◆ WHAT YOU ARE ASKED TO DO
Render every entry exactly as it appears.

Extracted data entries:
※

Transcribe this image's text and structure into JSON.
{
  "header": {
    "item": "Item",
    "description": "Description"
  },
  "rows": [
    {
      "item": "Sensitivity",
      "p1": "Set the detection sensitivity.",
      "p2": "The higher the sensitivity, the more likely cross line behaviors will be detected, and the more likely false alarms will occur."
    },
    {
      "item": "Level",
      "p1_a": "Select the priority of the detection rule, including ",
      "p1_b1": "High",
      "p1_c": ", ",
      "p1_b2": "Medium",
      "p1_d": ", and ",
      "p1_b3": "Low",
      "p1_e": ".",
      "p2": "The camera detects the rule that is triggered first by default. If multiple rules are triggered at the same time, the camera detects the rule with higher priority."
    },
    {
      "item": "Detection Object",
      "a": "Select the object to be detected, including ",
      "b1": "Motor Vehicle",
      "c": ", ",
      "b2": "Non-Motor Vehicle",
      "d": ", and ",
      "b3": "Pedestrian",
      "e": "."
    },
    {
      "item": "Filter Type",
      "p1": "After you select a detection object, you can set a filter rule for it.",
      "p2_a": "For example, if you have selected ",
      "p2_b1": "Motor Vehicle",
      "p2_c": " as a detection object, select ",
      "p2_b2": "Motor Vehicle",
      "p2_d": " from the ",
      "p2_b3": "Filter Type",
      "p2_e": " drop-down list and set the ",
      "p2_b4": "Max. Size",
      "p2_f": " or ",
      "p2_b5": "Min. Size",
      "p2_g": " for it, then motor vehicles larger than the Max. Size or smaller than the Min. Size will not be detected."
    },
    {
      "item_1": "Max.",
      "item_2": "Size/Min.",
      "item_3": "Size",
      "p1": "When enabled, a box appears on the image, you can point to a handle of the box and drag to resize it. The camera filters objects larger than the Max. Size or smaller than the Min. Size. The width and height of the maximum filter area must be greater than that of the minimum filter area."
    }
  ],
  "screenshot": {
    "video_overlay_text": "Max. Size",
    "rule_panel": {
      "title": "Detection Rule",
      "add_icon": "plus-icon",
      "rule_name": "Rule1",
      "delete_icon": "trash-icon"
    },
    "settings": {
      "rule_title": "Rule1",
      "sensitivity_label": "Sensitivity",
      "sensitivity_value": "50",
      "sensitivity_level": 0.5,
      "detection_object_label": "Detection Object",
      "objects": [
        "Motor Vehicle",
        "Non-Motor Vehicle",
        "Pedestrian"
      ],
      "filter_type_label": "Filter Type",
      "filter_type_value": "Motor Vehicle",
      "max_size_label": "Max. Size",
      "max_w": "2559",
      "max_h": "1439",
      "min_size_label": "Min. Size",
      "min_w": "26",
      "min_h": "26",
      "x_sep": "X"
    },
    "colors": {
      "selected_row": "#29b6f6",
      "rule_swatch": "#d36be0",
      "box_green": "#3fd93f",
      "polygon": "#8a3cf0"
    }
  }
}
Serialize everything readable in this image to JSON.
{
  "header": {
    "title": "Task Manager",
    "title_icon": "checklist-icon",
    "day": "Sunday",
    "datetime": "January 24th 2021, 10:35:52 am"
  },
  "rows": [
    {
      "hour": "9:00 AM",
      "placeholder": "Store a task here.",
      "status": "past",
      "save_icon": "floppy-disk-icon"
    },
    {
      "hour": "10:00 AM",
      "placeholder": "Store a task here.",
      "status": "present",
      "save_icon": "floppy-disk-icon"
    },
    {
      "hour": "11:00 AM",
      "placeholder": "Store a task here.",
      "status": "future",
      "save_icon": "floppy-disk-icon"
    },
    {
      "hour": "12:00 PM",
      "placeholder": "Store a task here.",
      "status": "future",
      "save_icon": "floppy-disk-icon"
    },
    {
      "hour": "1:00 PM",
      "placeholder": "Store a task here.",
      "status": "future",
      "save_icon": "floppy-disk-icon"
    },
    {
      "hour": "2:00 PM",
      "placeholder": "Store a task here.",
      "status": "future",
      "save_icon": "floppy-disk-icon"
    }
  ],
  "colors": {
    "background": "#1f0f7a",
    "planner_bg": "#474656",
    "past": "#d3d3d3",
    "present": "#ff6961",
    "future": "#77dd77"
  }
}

※

◆ SOLUTION TO THE PROBLEM
Transcribe this image's text and structure into JSON.
{
  "header": {
    "item": "Item",
    "description": "Description"
  },
  "rows": [
    {
      "item": "Sensitivity",
      "p1": "Set the detection sensitivity.",
      "p2": "The higher the sensitivity, the more likely cross line behaviors will be detected, and the more likely false alarms will occur."
    },
    {
      "item": "Level",
      "p1_a": "Select the priority of the detection rule, including ",
      "p1_b1": "High",
      "p1_c": ", ",
      "p1_b2": "Medium",
      "p1_d": ", and ",
      "p1_b3": "Low",
      "p1_e": ".",
      "p2": "The camera detects the rule that is triggered first by default. If multiple rules are triggered at the same time, the camera detects the rule with higher priority."
    },
    {
      "item": "Detection Object",
      "a": "Select the object to be detected, including ",
      "b1": "Motor Vehicle",
      "c": ", ",
      "b2": "Non-Motor Vehicle",
      "d": ", and ",
      "b3": "Pedestrian",
      "e": "."
    },
    {
      "item": "Filter Type",
      "p1": "After you select a detection object, you can set a filter rule for it.",
      "p2_a": "For example, if you have selected ",
      "p2_b1": "Motor Vehicle",
      "p2_c": " as a detection object, select ",
      "p2_b2": "Motor Vehicle",
      "p2_d": " from the ",
      "p2_b3": "Filter Type",
      "p2_e": " drop-down list and set the ",
      "p2_b4": "Max. Size",
      "p2_f": " or ",
      "p2_b5": "Min. Size",
      "p2_g": " for it, then motor vehicles larger than the Max. Size or smaller than the Min. Size will not be detected."
    },
    {
      "item_1": "Max.",
      "item_2": "Size/Min.",
      "item_3": "Size",
      "p1": "When enabled, a box appears on the image, you can point to a handle of the box and drag to resize it. The camera filters objects larger than the Max. Size or smaller than the Min. Size. The width and height of the maximum filter area must be greater than that of the minimum filter area."
    }
  ],
  "screenshot": {
    "video_overlay_text": "Max. Size",
    "rule_panel": {
      "title": "Detection Rule",
      "add_icon": "plus-icon",
      "rule_name": "Rule1",
      "delete_icon": "trash-icon"
    },
    "settings": {
      "rule_title": "Rule1",
      "sensitivity_label": "Sensitivity",
      "sensitivity_value": "50",
      "sensitivity_level": 0.5,
      "detection_object_label": "Detection Object",
      "objects": [
        "Motor Vehicle",
        "Non-Motor Vehicle",
        "Pedestrian"
      ],
      "filter_type_label": "Filter Type",
      "filter_type_value": "Motor Vehicle",
      "max_size_label": "Max. Size",
      "max_w": "2559",
      "max_h": "1439",
      "min_size_label": "Min. Size",
      "min_w": "26",
      "min_h": "26",
      "x_sep": "X"
    },
    "colors": {
      "selected_row": "#29b6f6",
      "rule_swatch": "#d36be0",
      "box_green": "#3fd93f",
      "polygon": "#8a3cf0"
    }
  }
}
Serialize everything readable in this image to JSON.
{
  "header": {
    "title": "Task Manager",
    "title_icon": "checklist-icon",
    "day": "Sunday",
    "datetime": "January 24th 2021, 10:35:52 am"
  },
  "rows": [
    {
      "hour": "9:00 AM",
      "placeholder": "Store a task here.",
      "status": "past",
      "save_icon": "floppy-disk-icon"
    },
    {
      "hour": "10:00 AM",
      "placeholder": "Store a task here.",
      "status": "present",
      "save_icon": "floppy-disk-icon"
    },
    {
      "hour": "11:00 AM",
      "placeholder": "Store a task here.",
      "status": "future",
      "save_icon": "floppy-disk-icon"
    },
    {
      "hour": "12:00 PM",
      "placeholder": "Store a task here.",
      "status": "future",
      "save_icon": "floppy-disk-icon"
    },
    {
      "hour": "1:00 PM",
      "placeholder": "Store a task here.",
      "status": "future",
      "save_icon": "floppy-disk-icon"
    },
    {
      "hour": "2:00 PM",
      "placeholder": "Store a task here.",
      "status": "future",
      "save_icon": "floppy-disk-icon"
    }
  ],
  "colors": {
    "background": "#1f0f7a",
    "planner_bg": "#474656",
    "past": "#d3d3d3",
    "present": "#ff6961",
    "future": "#77dd77"
  }
}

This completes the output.